PROBLEM DESCRIPTION - Exclude the pictures; give every entry again exactly as written.
[start of WORKING DATA]
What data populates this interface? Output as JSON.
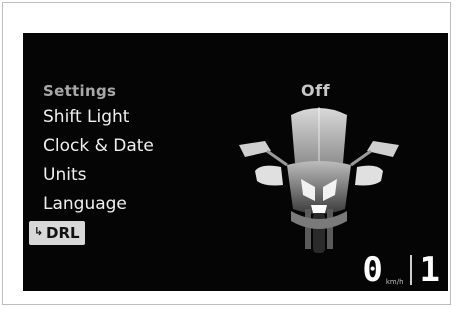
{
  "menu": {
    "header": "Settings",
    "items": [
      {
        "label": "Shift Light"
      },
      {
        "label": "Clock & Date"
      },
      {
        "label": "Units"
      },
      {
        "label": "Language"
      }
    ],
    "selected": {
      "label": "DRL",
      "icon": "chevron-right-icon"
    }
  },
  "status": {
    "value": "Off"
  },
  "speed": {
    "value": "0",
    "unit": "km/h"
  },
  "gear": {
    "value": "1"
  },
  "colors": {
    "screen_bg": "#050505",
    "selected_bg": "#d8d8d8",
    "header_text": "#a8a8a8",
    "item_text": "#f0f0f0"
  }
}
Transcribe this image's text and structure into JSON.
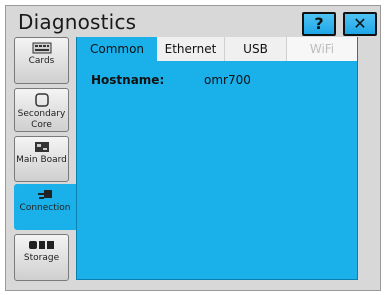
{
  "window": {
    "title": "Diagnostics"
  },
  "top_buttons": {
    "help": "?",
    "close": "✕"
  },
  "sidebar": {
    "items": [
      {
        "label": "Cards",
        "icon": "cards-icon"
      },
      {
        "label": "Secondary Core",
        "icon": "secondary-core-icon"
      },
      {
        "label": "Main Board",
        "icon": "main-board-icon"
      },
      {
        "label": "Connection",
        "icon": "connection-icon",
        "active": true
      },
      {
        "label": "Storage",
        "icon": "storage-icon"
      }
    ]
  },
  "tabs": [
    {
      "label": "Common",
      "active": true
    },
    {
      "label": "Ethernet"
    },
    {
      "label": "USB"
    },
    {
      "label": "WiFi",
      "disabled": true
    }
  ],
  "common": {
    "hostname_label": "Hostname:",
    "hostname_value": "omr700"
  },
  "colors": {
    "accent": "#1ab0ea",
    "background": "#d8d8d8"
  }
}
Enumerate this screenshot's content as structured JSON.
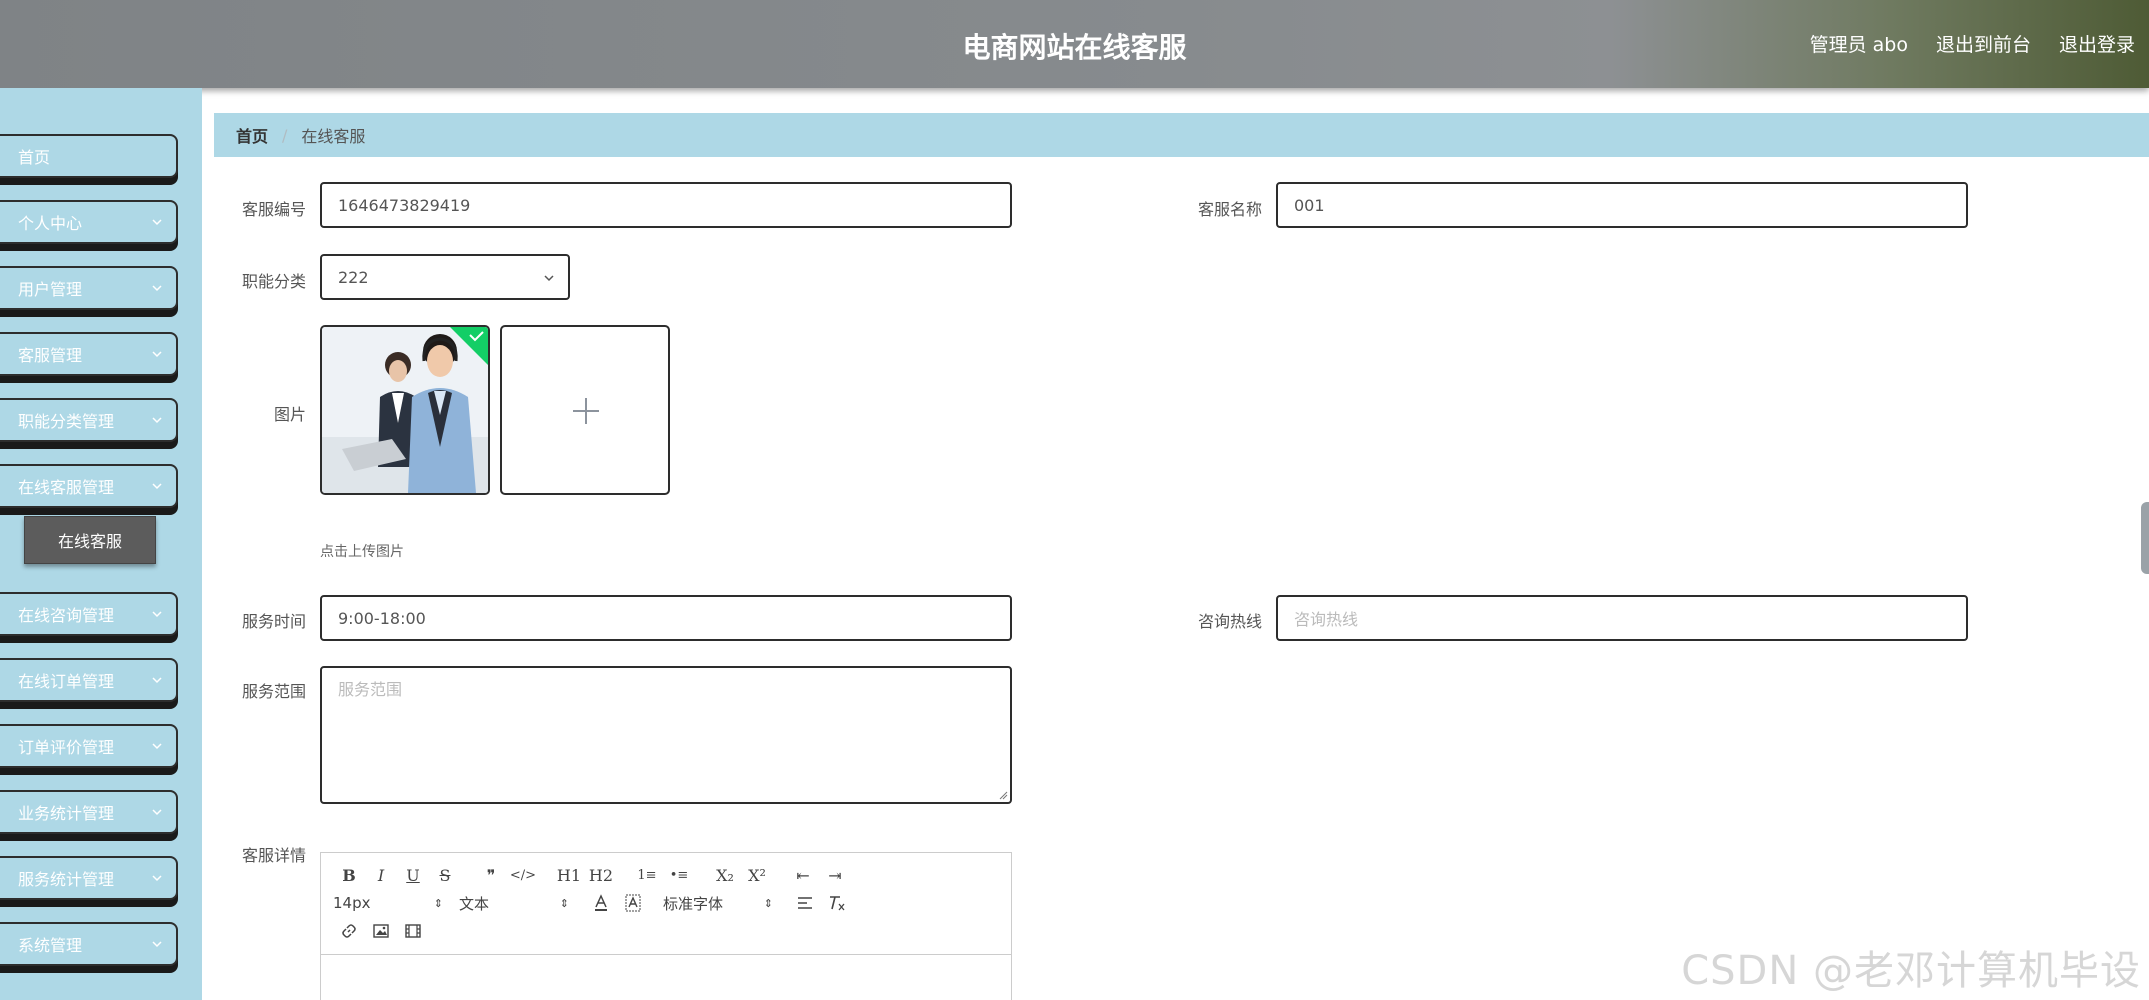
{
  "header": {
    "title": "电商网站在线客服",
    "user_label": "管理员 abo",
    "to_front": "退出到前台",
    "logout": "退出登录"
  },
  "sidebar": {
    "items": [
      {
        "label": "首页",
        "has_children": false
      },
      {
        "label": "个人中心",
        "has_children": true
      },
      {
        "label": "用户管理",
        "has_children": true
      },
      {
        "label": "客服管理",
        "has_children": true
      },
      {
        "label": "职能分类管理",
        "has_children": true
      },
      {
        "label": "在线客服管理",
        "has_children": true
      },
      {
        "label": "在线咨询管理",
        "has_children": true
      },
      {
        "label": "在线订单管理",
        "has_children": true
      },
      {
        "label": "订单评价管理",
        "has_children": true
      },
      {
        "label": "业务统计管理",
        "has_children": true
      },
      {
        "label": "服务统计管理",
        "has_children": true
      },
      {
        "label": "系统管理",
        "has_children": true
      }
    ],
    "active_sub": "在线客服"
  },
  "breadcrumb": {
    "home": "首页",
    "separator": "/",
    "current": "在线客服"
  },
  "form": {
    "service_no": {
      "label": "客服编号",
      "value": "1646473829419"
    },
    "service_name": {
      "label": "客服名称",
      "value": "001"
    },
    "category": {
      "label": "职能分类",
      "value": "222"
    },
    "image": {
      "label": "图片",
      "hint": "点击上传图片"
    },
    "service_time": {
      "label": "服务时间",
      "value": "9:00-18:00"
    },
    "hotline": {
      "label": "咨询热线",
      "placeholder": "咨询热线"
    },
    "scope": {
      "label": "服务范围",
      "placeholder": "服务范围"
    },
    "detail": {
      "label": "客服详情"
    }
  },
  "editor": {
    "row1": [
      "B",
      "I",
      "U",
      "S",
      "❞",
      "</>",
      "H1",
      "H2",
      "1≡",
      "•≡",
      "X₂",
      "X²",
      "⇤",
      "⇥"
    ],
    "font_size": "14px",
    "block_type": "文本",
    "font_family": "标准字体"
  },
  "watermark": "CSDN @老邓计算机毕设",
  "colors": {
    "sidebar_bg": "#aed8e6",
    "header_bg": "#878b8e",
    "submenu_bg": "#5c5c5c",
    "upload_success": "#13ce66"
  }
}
[end of WORKING DATA]
TASK RESULT -
What data populates this interface? Output as JSON.
{
  "menu": {
    "header": "Settings",
    "items": [
      {
        "label": "Shift Light"
      },
      {
        "label": "Clock & Date"
      },
      {
        "label": "Units"
      },
      {
        "label": "Language"
      }
    ],
    "selected": {
      "label": "DRL",
      "icon": "chevron-right-icon"
    }
  },
  "status": {
    "value": "Off"
  },
  "speed": {
    "value": "0",
    "unit": "km/h"
  },
  "gear": {
    "value": "1"
  },
  "colors": {
    "screen_bg": "#050505",
    "selected_bg": "#d8d8d8",
    "header_text": "#a8a8a8",
    "item_text": "#f0f0f0"
  }
}
Transcribe this image's text and structure into JSON.
{
  "window": {
    "title": "Diagnostics"
  },
  "top_buttons": {
    "help": "?",
    "close": "✕"
  },
  "sidebar": {
    "items": [
      {
        "label": "Cards",
        "icon": "cards-icon"
      },
      {
        "label": "Secondary Core",
        "icon": "secondary-core-icon"
      },
      {
        "label": "Main Board",
        "icon": "main-board-icon"
      },
      {
        "label": "Connection",
        "icon": "connection-icon",
        "active": true
      },
      {
        "label": "Storage",
        "icon": "storage-icon"
      }
    ]
  },
  "tabs": [
    {
      "label": "Common",
      "active": true
    },
    {
      "label": "Ethernet"
    },
    {
      "label": "USB"
    },
    {
      "label": "WiFi",
      "disabled": true
    }
  ],
  "common": {
    "hostname_label": "Hostname:",
    "hostname_value": "omr700"
  },
  "colors": {
    "accent": "#1ab0ea",
    "background": "#d8d8d8"
  }
}
Enumerate this screenshot's content as structured JSON.
{
  "header": {
    "title": "电商网站在线客服",
    "user_label": "管理员 abo",
    "to_front": "退出到前台",
    "logout": "退出登录"
  },
  "sidebar": {
    "items": [
      {
        "label": "首页",
        "has_children": false
      },
      {
        "label": "个人中心",
        "has_children": true
      },
      {
        "label": "用户管理",
        "has_children": true
      },
      {
        "label": "客服管理",
        "has_children": true
      },
      {
        "label": "职能分类管理",
        "has_children": true
      },
      {
        "label": "在线客服管理",
        "has_children": true
      },
      {
        "label": "在线咨询管理",
        "has_children": true
      },
      {
        "label": "在线订单管理",
        "has_children": true
      },
      {
        "label": "订单评价管理",
        "has_children": true
      },
      {
        "label": "业务统计管理",
        "has_children": true
      },
      {
        "label": "服务统计管理",
        "has_children": true
      },
      {
        "label": "系统管理",
        "has_children": true
      }
    ],
    "active_sub": "在线客服"
  },
  "breadcrumb": {
    "home": "首页",
    "separator": "/",
    "current": "在线客服"
  },
  "form": {
    "service_no": {
      "label": "客服编号",
      "value": "1646473829419"
    },
    "service_name": {
      "label": "客服名称",
      "value": "001"
    },
    "category": {
      "label": "职能分类",
      "value": "222"
    },
    "image": {
      "label": "图片",
      "hint": "点击上传图片"
    },
    "service_time": {
      "label": "服务时间",
      "value": "9:00-18:00"
    },
    "hotline": {
      "label": "咨询热线",
      "placeholder": "咨询热线"
    },
    "scope": {
      "label": "服务范围",
      "placeholder": "服务范围"
    },
    "detail": {
      "label": "客服详情"
    }
  },
  "editor": {
    "row1": [
      "B",
      "I",
      "U",
      "S",
      "❞",
      "</>",
      "H1",
      "H2",
      "1≡",
      "•≡",
      "X₂",
      "X²",
      "⇤",
      "⇥"
    ],
    "font_size": "14px",
    "block_type": "文本",
    "font_family": "标准字体"
  },
  "watermark": "CSDN @老邓计算机毕设",
  "colors": {
    "sidebar_bg": "#aed8e6",
    "header_bg": "#878b8e",
    "submenu_bg": "#5c5c5c",
    "upload_success": "#13ce66"
  }
}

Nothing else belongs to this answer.